[Dataset records]
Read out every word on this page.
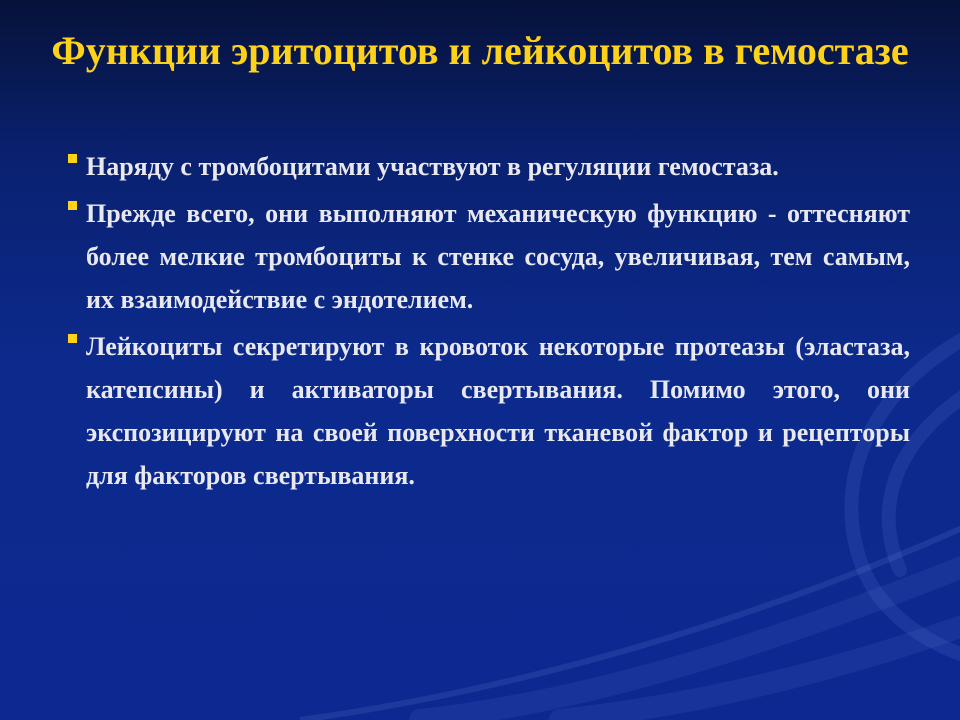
Функции эритоцитов и лейкоцитов в гемостазе
Наряду с тромбоцитами участвуют в регуляции гемостаза.
Прежде всего, они выполняют механическую функцию - оттесняют более мелкие тромбоциты к стенке сосуда, увеличивая, тем самым, их взаимодействие с эндотелием.
Лейкоциты секретируют в кровоток некоторые протеазы (эластаза, катепсины) и активаторы свертывания. Помимо этого, они экспозицируют на своей поверхности тканевой фактор и рецепторы для факторов свертывания.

§ **Written problem**: Without including any picture, repeat the data exactly.

§ **Correct result**:
Read out every word on this page.
Функции эритоцитов и лейкоцитов в гемостазе
Наряду с тромбоцитами участвуют в регуляции гемостаза.
Прежде всего, они выполняют механическую функцию - оттесняют более мелкие тромбоциты к стенке сосуда, увеличивая, тем самым, их взаимодействие с эндотелием.
Лейкоциты секретируют в кровоток некоторые протеазы (эластаза, катепсины) и активаторы свертывания. Помимо этого, они экспозицируют на своей поверхности тканевой фактор и рецепторы для факторов свертывания.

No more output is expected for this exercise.